* start PROVIDED INFORMATION *

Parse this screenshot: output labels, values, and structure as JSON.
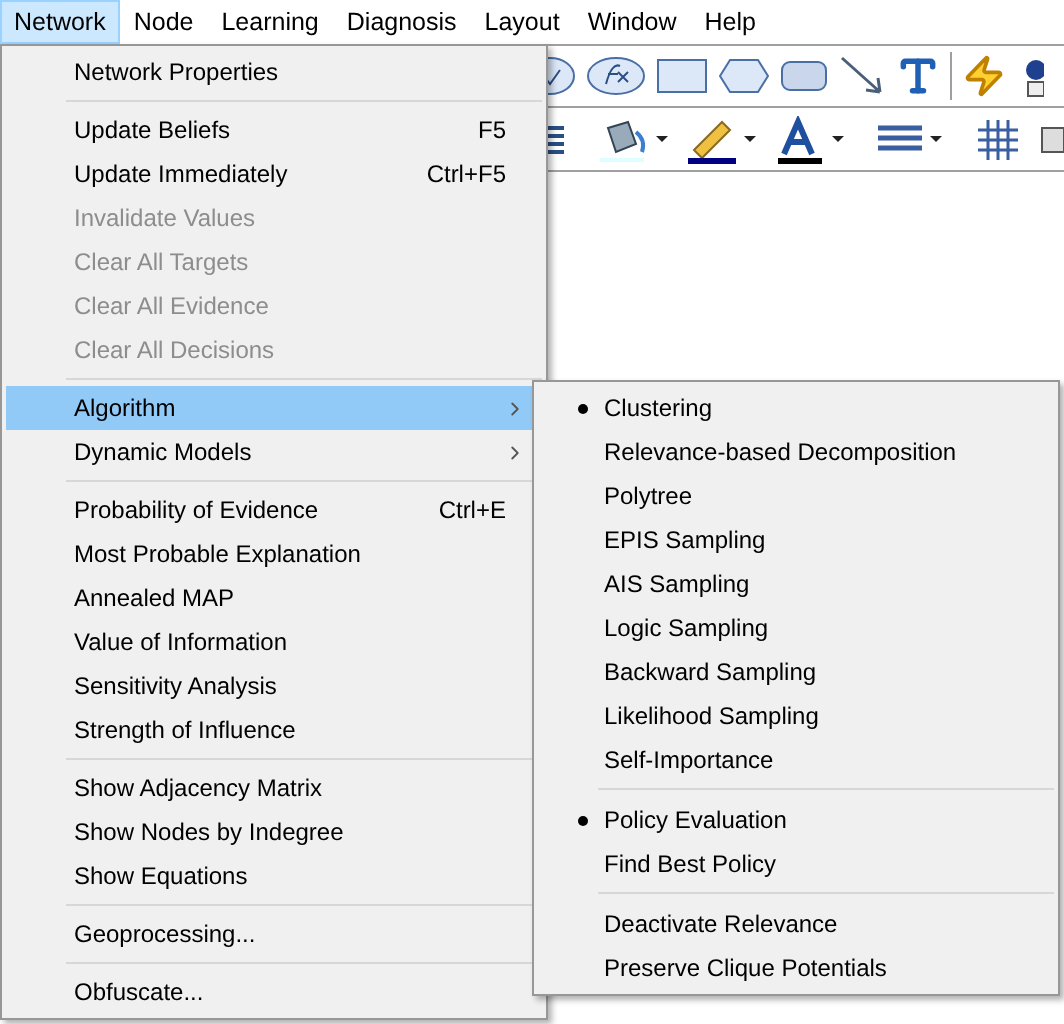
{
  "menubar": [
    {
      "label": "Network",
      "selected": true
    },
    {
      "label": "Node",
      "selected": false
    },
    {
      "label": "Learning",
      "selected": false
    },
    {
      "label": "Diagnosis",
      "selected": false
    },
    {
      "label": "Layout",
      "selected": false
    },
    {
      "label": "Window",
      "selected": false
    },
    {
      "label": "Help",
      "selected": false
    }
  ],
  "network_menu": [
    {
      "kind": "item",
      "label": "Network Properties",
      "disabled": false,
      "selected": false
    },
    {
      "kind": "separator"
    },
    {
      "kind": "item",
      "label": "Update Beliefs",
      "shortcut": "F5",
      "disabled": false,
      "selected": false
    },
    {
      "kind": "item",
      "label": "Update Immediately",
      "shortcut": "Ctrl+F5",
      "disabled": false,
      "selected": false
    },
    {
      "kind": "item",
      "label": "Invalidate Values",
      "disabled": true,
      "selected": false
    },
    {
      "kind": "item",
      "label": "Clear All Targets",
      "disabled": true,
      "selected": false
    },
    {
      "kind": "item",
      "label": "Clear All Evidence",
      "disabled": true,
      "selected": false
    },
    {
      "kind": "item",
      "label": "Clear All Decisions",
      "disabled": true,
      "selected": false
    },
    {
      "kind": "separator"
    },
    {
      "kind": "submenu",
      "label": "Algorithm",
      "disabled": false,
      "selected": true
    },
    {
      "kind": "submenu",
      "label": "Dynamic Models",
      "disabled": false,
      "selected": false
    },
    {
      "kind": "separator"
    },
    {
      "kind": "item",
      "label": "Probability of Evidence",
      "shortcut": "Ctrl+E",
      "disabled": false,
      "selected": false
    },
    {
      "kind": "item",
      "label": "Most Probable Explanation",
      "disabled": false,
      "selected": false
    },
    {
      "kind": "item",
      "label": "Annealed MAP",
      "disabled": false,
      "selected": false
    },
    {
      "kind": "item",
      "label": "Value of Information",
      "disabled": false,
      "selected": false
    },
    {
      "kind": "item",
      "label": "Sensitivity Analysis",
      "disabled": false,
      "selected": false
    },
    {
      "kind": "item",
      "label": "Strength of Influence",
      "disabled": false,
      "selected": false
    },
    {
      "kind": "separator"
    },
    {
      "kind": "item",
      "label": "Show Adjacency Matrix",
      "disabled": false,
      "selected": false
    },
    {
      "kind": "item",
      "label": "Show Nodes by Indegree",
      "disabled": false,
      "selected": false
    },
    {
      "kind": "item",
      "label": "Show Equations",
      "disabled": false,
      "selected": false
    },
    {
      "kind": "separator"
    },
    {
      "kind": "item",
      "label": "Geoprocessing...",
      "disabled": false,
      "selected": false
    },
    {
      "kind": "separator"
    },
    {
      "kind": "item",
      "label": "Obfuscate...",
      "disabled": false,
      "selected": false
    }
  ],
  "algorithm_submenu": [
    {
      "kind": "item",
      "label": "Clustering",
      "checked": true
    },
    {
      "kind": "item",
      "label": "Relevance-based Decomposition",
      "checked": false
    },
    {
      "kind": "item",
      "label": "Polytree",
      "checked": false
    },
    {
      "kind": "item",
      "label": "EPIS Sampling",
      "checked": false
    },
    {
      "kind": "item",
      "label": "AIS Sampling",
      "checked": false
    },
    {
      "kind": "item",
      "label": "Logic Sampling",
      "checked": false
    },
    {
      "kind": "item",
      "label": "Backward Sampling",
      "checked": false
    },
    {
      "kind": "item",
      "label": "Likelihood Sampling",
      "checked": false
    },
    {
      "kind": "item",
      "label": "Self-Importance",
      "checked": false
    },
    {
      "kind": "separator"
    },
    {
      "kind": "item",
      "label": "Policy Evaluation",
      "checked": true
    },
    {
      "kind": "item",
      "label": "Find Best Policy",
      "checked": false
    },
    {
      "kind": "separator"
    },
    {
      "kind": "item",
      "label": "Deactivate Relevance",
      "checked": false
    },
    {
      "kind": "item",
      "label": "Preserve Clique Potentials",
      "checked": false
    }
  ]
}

* end PROVIDED INFORMATION *

SET PROBLEM:
Restate the full listing verbatim and drop every picture.

ANSWER:
Parse this screenshot: output labels, values, and structure as JSON.
{
  "menubar": [
    {
      "label": "Network",
      "selected": true
    },
    {
      "label": "Node",
      "selected": false
    },
    {
      "label": "Learning",
      "selected": false
    },
    {
      "label": "Diagnosis",
      "selected": false
    },
    {
      "label": "Layout",
      "selected": false
    },
    {
      "label": "Window",
      "selected": false
    },
    {
      "label": "Help",
      "selected": false
    }
  ],
  "network_menu": [
    {
      "kind": "item",
      "label": "Network Properties",
      "disabled": false,
      "selected": false
    },
    {
      "kind": "separator"
    },
    {
      "kind": "item",
      "label": "Update Beliefs",
      "shortcut": "F5",
      "disabled": false,
      "selected": false
    },
    {
      "kind": "item",
      "label": "Update Immediately",
      "shortcut": "Ctrl+F5",
      "disabled": false,
      "selected": false
    },
    {
      "kind": "item",
      "label": "Invalidate Values",
      "disabled": true,
      "selected": false
    },
    {
      "kind": "item",
      "label": "Clear All Targets",
      "disabled": true,
      "selected": false
    },
    {
      "kind": "item",
      "label": "Clear All Evidence",
      "disabled": true,
      "selected": false
    },
    {
      "kind": "item",
      "label": "Clear All Decisions",
      "disabled": true,
      "selected": false
    },
    {
      "kind": "separator"
    },
    {
      "kind": "submenu",
      "label": "Algorithm",
      "disabled": false,
      "selected": true
    },
    {
      "kind": "submenu",
      "label": "Dynamic Models",
      "disabled": false,
      "selected": false
    },
    {
      "kind": "separator"
    },
    {
      "kind": "item",
      "label": "Probability of Evidence",
      "shortcut": "Ctrl+E",
      "disabled": false,
      "selected": false
    },
    {
      "kind": "item",
      "label": "Most Probable Explanation",
      "disabled": false,
      "selected": false
    },
    {
      "kind": "item",
      "label": "Annealed MAP",
      "disabled": false,
      "selected": false
    },
    {
      "kind": "item",
      "label": "Value of Information",
      "disabled": false,
      "selected": false
    },
    {
      "kind": "item",
      "label": "Sensitivity Analysis",
      "disabled": false,
      "selected": false
    },
    {
      "kind": "item",
      "label": "Strength of Influence",
      "disabled": false,
      "selected": false
    },
    {
      "kind": "separator"
    },
    {
      "kind": "item",
      "label": "Show Adjacency Matrix",
      "disabled": false,
      "selected": false
    },
    {
      "kind": "item",
      "label": "Show Nodes by Indegree",
      "disabled": false,
      "selected": false
    },
    {
      "kind": "item",
      "label": "Show Equations",
      "disabled": false,
      "selected": false
    },
    {
      "kind": "separator"
    },
    {
      "kind": "item",
      "label": "Geoprocessing...",
      "disabled": false,
      "selected": false
    },
    {
      "kind": "separator"
    },
    {
      "kind": "item",
      "label": "Obfuscate...",
      "disabled": false,
      "selected": false
    }
  ],
  "algorithm_submenu": [
    {
      "kind": "item",
      "label": "Clustering",
      "checked": true
    },
    {
      "kind": "item",
      "label": "Relevance-based Decomposition",
      "checked": false
    },
    {
      "kind": "item",
      "label": "Polytree",
      "checked": false
    },
    {
      "kind": "item",
      "label": "EPIS Sampling",
      "checked": false
    },
    {
      "kind": "item",
      "label": "AIS Sampling",
      "checked": false
    },
    {
      "kind": "item",
      "label": "Logic Sampling",
      "checked": false
    },
    {
      "kind": "item",
      "label": "Backward Sampling",
      "checked": false
    },
    {
      "kind": "item",
      "label": "Likelihood Sampling",
      "checked": false
    },
    {
      "kind": "item",
      "label": "Self-Importance",
      "checked": false
    },
    {
      "kind": "separator"
    },
    {
      "kind": "item",
      "label": "Policy Evaluation",
      "checked": true
    },
    {
      "kind": "item",
      "label": "Find Best Policy",
      "checked": false
    },
    {
      "kind": "separator"
    },
    {
      "kind": "item",
      "label": "Deactivate Relevance",
      "checked": false
    },
    {
      "kind": "item",
      "label": "Preserve Clique Potentials",
      "checked": false
    }
  ]
}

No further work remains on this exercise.